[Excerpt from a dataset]
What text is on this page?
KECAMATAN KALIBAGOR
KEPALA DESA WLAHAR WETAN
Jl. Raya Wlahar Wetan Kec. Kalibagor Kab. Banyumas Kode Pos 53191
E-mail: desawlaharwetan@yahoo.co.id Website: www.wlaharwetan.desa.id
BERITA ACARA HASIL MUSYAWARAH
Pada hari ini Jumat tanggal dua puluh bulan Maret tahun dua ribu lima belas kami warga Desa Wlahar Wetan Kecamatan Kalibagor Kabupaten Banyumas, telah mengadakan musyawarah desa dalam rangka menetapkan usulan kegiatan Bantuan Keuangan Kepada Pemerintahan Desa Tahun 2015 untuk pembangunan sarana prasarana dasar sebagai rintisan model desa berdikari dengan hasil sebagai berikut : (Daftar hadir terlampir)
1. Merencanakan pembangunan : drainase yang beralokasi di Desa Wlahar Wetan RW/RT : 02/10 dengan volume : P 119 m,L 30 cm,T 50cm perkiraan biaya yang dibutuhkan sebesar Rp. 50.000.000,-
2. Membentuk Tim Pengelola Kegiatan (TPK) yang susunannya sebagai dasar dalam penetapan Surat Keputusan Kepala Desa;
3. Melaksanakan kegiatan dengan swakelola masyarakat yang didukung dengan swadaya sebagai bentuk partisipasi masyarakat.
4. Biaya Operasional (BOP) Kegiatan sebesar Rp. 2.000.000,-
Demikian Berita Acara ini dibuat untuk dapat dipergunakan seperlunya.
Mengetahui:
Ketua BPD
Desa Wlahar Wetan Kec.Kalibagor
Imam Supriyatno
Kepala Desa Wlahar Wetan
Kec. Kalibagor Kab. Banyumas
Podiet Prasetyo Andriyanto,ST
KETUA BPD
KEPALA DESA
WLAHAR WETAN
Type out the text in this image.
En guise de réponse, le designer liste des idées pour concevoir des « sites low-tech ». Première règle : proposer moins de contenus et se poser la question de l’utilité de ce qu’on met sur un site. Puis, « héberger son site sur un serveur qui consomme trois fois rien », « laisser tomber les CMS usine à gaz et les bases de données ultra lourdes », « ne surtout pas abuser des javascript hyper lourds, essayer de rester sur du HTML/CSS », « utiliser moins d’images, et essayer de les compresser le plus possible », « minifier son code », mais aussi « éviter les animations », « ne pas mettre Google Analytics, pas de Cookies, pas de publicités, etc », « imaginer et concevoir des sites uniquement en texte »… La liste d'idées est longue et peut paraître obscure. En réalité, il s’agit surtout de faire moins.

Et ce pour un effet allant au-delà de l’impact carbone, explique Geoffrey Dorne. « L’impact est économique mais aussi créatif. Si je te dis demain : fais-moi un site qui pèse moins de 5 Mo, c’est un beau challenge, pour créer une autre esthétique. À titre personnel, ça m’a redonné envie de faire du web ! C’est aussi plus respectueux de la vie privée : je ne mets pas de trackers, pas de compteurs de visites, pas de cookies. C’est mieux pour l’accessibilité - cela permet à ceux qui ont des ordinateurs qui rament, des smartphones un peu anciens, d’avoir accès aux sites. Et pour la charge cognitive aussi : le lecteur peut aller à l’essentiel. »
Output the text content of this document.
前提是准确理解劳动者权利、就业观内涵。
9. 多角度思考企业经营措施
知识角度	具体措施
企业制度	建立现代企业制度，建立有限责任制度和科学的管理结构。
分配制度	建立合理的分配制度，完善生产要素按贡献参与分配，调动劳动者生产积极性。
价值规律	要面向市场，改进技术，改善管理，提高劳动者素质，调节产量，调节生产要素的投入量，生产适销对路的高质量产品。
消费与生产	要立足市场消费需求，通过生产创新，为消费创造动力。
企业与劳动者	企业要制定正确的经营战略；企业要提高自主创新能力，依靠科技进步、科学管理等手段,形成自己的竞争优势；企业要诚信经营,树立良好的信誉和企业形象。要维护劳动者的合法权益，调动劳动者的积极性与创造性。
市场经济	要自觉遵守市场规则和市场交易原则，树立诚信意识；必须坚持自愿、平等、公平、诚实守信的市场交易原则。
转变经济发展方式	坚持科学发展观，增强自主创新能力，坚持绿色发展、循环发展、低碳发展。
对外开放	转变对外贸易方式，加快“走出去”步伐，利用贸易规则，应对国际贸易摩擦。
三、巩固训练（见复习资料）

**Work to complete**
Write out the records shown above, exactly as they appear.

**The response**
What text is on this page?
KECAMATAN KALIBAGOR
KEPALA DESA WLAHAR WETAN
Jl. Raya Wlahar Wetan Kec. Kalibagor Kab. Banyumas Kode Pos 53191
E-mail: desawlaharwetan@yahoo.co.id Website: www.wlaharwetan.desa.id
BERITA ACARA HASIL MUSYAWARAH
Pada hari ini Jumat tanggal dua puluh bulan Maret tahun dua ribu lima belas kami warga Desa Wlahar Wetan Kecamatan Kalibagor Kabupaten Banyumas, telah mengadakan musyawarah desa dalam rangka menetapkan usulan kegiatan Bantuan Keuangan Kepada Pemerintahan Desa Tahun 2015 untuk pembangunan sarana prasarana dasar sebagai rintisan model desa berdikari dengan hasil sebagai berikut : (Daftar hadir terlampir)
1. Merencanakan pembangunan : drainase yang beralokasi di Desa Wlahar Wetan RW/RT : 02/10 dengan volume : P 119 m,L 30 cm,T 50cm perkiraan biaya yang dibutuhkan sebesar Rp. 50.000.000,-
2. Membentuk Tim Pengelola Kegiatan (TPK) yang susunannya sebagai dasar dalam penetapan Surat Keputusan Kepala Desa;
3. Melaksanakan kegiatan dengan swakelola masyarakat yang didukung dengan swadaya sebagai bentuk partisipasi masyarakat.
4. Biaya Operasional (BOP) Kegiatan sebesar Rp. 2.000.000,-
Demikian Berita Acara ini dibuat untuk dapat dipergunakan seperlunya.
Mengetahui:
Ketua BPD
Desa Wlahar Wetan Kec.Kalibagor
Imam Supriyatno
Kepala Desa Wlahar Wetan
Kec. Kalibagor Kab. Banyumas
Podiet Prasetyo Andriyanto,ST
KETUA BPD
KEPALA DESA
WLAHAR WETAN
Type out the text in this image.
En guise de réponse, le designer liste des idées pour concevoir des « sites low-tech ». Première règle : proposer moins de contenus et se poser la question de l’utilité de ce qu’on met sur un site. Puis, « héberger son site sur un serveur qui consomme trois fois rien », « laisser tomber les CMS usine à gaz et les bases de données ultra lourdes », « ne surtout pas abuser des javascript hyper lourds, essayer de rester sur du HTML/CSS », « utiliser moins d’images, et essayer de les compresser le plus possible », « minifier son code », mais aussi « éviter les animations », « ne pas mettre Google Analytics, pas de Cookies, pas de publicités, etc », « imaginer et concevoir des sites uniquement en texte »… La liste d'idées est longue et peut paraître obscure. En réalité, il s’agit surtout de faire moins.

Et ce pour un effet allant au-delà de l’impact carbone, explique Geoffrey Dorne. « L’impact est économique mais aussi créatif. Si je te dis demain : fais-moi un site qui pèse moins de 5 Mo, c’est un beau challenge, pour créer une autre esthétique. À titre personnel, ça m’a redonné envie de faire du web ! C’est aussi plus respectueux de la vie privée : je ne mets pas de trackers, pas de compteurs de visites, pas de cookies. C’est mieux pour l’accessibilité - cela permet à ceux qui ont des ordinateurs qui rament, des smartphones un peu anciens, d’avoir accès aux sites. Et pour la charge cognitive aussi : le lecteur peut aller à l’essentiel. »
Output the text content of this document.
前提是准确理解劳动者权利、就业观内涵。
9. 多角度思考企业经营措施
知识角度	具体措施
企业制度	建立现代企业制度，建立有限责任制度和科学的管理结构。
分配制度	建立合理的分配制度，完善生产要素按贡献参与分配，调动劳动者生产积极性。
价值规律	要面向市场，改进技术，改善管理，提高劳动者素质，调节产量，调节生产要素的投入量，生产适销对路的高质量产品。
消费与生产	要立足市场消费需求，通过生产创新，为消费创造动力。
企业与劳动者	企业要制定正确的经营战略；企业要提高自主创新能力，依靠科技进步、科学管理等手段,形成自己的竞争优势；企业要诚信经营,树立良好的信誉和企业形象。要维护劳动者的合法权益，调动劳动者的积极性与创造性。
市场经济	要自觉遵守市场规则和市场交易原则，树立诚信意识；必须坚持自愿、平等、公平、诚实守信的市场交易原则。
转变经济发展方式	坚持科学发展观，增强自主创新能力，坚持绿色发展、循环发展、低碳发展。
对外开放	转变对外贸易方式，加快“走出去”步伐，利用贸易规则，应对国际贸易摩擦。
三、巩固训练（见复习资料）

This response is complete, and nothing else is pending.